YOUR TASK: Report how many lines include the word "detached", and nothing besides that number.

EXERCISE INPUTS:

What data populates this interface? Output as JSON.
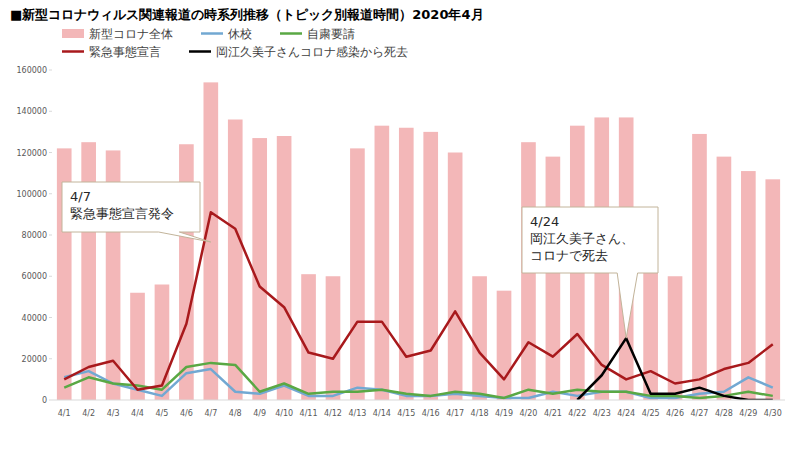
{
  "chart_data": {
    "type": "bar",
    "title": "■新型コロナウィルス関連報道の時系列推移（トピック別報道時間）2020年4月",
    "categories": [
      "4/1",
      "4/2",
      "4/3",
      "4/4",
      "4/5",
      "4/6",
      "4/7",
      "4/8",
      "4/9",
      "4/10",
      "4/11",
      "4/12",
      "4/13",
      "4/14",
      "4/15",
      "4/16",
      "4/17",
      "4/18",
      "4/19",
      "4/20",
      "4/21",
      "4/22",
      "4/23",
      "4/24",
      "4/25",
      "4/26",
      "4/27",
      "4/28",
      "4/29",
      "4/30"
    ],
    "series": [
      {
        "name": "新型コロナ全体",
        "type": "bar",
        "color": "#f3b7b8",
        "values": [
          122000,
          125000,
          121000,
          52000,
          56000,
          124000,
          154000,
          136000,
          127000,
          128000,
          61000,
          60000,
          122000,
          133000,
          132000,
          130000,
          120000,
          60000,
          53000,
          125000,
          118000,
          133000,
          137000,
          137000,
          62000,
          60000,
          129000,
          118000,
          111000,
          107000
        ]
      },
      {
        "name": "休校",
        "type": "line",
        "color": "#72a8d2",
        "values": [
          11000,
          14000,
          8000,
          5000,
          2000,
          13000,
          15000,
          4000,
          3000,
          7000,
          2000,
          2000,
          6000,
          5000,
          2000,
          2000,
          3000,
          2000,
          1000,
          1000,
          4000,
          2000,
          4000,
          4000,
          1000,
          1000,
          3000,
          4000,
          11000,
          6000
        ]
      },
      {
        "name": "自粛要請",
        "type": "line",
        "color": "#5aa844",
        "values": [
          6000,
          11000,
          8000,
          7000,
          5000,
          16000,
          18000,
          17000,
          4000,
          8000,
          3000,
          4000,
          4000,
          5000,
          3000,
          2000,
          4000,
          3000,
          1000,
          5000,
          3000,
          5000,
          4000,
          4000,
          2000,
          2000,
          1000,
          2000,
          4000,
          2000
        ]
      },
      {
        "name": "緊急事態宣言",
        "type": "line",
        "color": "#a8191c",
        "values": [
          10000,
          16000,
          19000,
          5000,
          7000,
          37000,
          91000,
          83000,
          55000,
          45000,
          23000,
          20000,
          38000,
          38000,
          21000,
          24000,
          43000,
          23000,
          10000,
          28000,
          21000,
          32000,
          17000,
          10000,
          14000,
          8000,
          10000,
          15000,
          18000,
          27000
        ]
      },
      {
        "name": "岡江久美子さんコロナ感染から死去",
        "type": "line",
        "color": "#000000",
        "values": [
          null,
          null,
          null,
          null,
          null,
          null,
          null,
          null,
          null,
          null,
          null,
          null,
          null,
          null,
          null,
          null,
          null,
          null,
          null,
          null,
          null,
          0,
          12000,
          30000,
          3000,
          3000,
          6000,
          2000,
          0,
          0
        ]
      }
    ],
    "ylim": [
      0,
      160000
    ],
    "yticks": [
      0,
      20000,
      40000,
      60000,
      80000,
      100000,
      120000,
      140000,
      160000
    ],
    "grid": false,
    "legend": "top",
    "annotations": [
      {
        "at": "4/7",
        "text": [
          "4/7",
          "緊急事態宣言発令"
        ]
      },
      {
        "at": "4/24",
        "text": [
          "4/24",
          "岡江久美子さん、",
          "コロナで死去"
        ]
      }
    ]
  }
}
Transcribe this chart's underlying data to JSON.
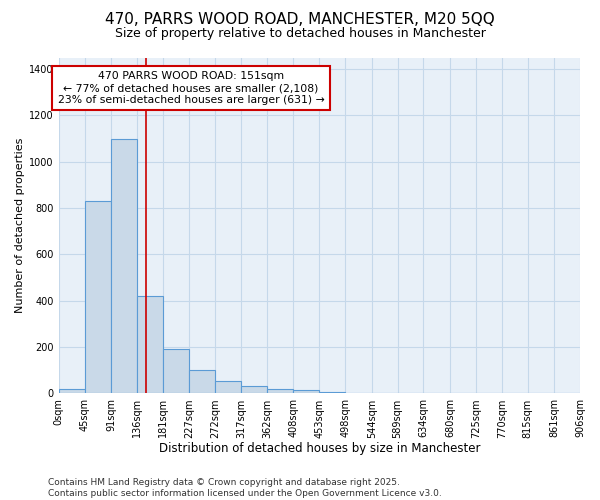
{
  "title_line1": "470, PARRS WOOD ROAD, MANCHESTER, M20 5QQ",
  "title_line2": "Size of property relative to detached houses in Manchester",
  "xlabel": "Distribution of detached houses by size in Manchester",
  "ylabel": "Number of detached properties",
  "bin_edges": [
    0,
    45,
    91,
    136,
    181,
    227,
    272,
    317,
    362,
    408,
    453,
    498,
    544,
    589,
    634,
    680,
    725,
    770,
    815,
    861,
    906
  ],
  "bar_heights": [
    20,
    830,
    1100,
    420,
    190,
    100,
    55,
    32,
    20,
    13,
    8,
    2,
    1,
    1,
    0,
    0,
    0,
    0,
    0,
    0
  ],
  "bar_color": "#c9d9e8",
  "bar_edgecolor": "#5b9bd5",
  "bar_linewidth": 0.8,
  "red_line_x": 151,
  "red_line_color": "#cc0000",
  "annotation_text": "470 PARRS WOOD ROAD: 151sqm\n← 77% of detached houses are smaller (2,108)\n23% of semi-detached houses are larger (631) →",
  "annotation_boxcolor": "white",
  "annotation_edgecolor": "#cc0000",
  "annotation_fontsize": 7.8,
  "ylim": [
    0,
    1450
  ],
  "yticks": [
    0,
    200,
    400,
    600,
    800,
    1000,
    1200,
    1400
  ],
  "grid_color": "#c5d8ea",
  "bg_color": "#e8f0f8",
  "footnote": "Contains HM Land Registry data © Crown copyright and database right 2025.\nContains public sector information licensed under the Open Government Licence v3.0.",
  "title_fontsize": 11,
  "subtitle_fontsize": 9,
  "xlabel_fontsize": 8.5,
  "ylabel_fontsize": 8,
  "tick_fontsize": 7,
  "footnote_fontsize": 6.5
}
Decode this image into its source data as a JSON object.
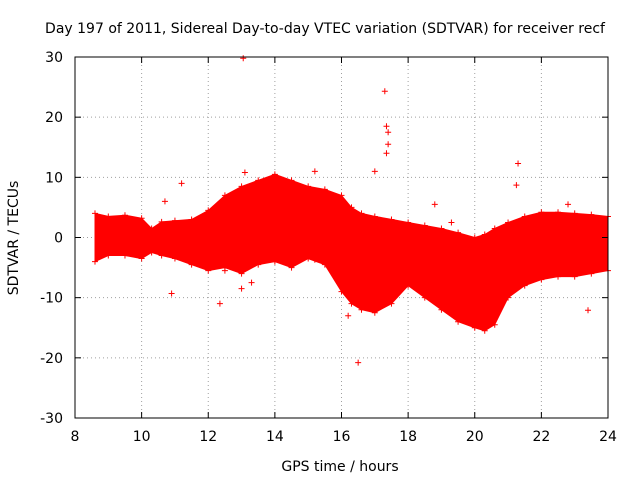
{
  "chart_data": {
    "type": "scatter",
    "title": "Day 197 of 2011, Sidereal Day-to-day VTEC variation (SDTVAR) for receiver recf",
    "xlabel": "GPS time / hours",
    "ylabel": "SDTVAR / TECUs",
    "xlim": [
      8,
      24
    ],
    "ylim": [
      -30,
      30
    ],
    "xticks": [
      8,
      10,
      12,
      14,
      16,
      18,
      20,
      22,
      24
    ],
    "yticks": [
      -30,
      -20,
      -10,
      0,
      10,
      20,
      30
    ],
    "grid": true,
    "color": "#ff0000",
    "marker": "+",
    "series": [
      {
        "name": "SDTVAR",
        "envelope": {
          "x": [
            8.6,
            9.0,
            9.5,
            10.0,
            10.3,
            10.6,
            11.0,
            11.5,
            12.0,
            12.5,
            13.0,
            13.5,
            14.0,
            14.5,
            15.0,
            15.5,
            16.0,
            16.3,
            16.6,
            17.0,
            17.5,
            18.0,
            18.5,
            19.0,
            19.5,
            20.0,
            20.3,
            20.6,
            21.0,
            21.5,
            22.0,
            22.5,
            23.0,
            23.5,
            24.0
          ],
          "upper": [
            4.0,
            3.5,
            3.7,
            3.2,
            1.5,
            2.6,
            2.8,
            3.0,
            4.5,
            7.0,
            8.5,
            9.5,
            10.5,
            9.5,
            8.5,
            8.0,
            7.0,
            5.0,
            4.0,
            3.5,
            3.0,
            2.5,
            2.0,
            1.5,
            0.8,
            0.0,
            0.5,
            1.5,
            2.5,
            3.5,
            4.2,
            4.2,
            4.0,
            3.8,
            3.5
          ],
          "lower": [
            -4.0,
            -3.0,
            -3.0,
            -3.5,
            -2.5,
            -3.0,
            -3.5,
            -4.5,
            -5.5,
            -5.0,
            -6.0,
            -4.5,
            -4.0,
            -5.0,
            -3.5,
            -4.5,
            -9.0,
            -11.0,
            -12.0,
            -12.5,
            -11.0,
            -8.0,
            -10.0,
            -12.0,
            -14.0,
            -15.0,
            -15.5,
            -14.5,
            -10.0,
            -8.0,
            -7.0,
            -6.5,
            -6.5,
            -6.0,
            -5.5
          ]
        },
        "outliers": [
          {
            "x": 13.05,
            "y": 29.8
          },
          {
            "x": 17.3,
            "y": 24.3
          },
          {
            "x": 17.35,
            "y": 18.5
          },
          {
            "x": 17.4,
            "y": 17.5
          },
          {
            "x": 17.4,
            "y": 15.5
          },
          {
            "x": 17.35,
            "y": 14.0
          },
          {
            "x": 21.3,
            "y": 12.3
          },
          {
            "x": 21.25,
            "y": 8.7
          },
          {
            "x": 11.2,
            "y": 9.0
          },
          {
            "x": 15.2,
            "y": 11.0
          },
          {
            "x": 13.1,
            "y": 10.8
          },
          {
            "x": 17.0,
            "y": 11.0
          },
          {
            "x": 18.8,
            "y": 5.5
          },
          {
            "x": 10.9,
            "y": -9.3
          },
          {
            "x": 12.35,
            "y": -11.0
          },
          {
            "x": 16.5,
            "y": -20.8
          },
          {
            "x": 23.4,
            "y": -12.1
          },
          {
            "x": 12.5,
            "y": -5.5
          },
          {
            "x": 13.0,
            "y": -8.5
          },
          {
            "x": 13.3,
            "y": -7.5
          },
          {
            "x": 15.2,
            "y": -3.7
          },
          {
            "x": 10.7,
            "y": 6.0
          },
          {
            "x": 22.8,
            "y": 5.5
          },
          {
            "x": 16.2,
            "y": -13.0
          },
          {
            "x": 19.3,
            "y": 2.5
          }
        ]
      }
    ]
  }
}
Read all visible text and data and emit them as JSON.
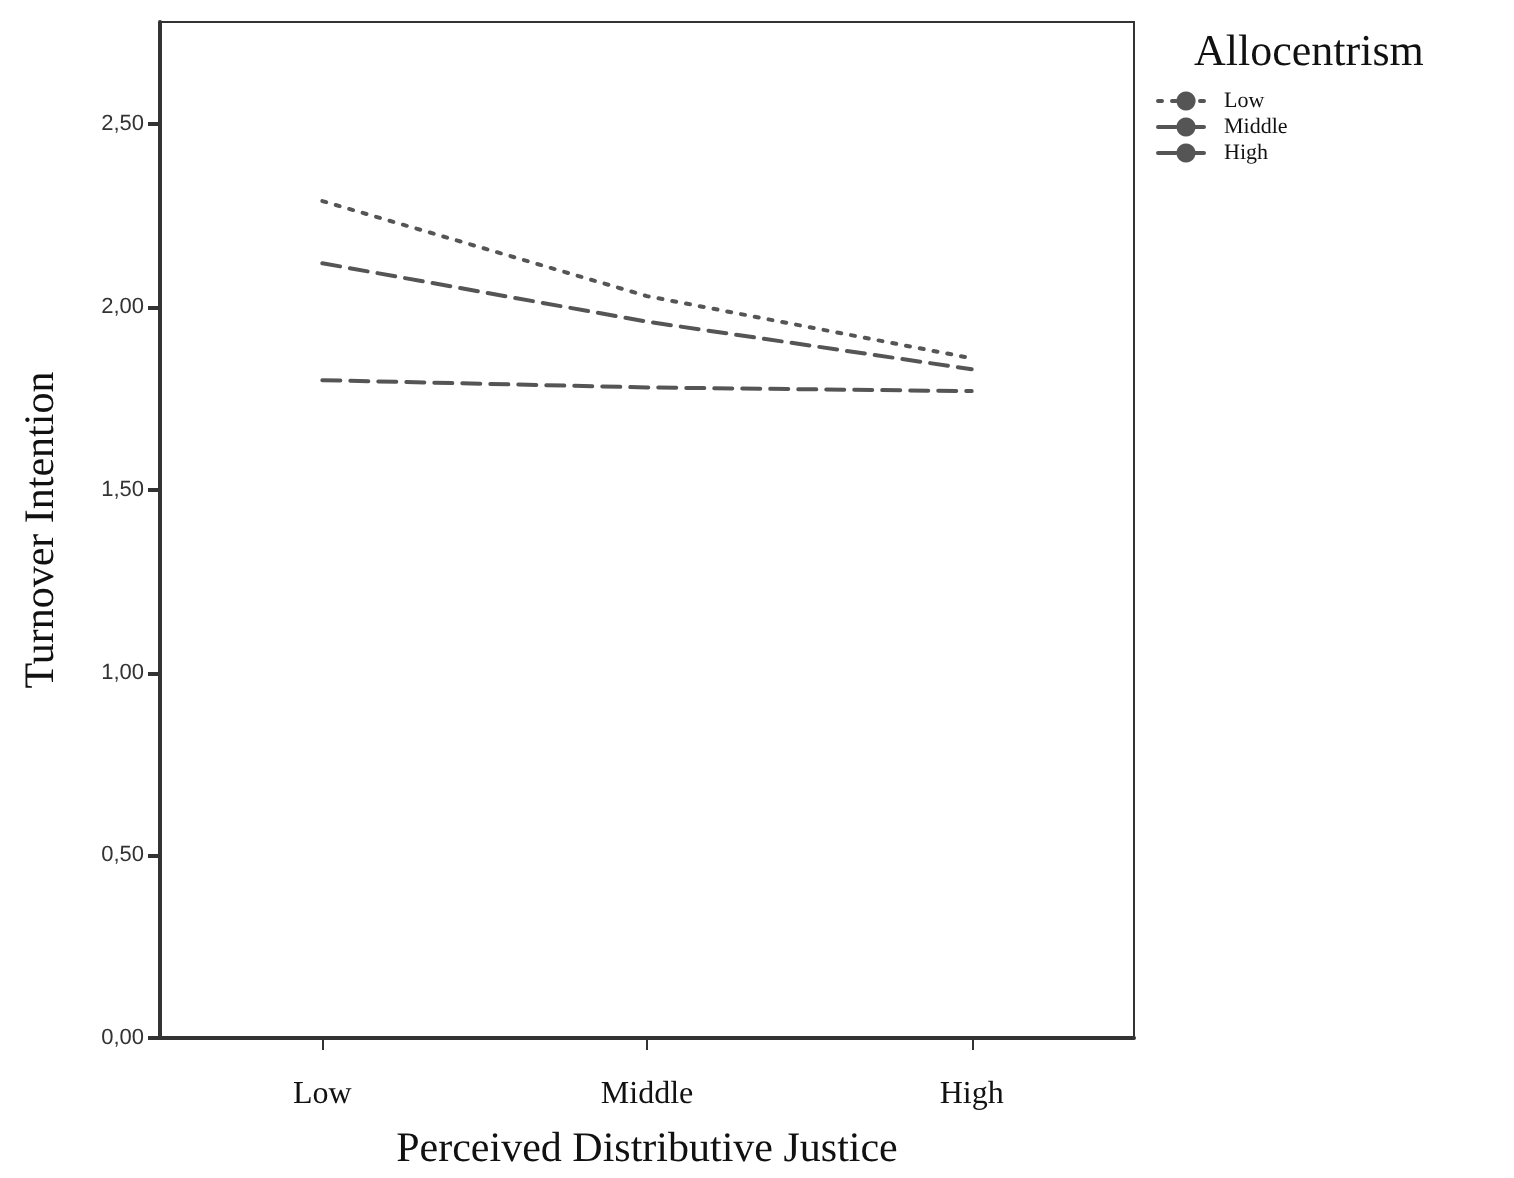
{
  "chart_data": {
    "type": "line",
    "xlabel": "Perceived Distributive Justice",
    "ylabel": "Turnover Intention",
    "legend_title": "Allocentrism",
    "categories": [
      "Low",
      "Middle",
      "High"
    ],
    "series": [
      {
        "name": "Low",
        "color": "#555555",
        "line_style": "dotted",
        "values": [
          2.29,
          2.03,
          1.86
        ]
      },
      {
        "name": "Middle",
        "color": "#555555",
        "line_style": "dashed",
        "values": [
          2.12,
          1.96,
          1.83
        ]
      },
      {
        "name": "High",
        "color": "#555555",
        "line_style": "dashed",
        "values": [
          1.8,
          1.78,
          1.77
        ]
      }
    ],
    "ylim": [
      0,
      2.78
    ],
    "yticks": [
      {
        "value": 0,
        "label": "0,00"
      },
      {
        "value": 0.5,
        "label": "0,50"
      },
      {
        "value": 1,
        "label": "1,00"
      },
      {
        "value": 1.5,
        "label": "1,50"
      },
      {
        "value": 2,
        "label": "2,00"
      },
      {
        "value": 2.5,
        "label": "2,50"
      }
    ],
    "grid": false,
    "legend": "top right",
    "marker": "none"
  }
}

RESULT FOR THIS TASK: 4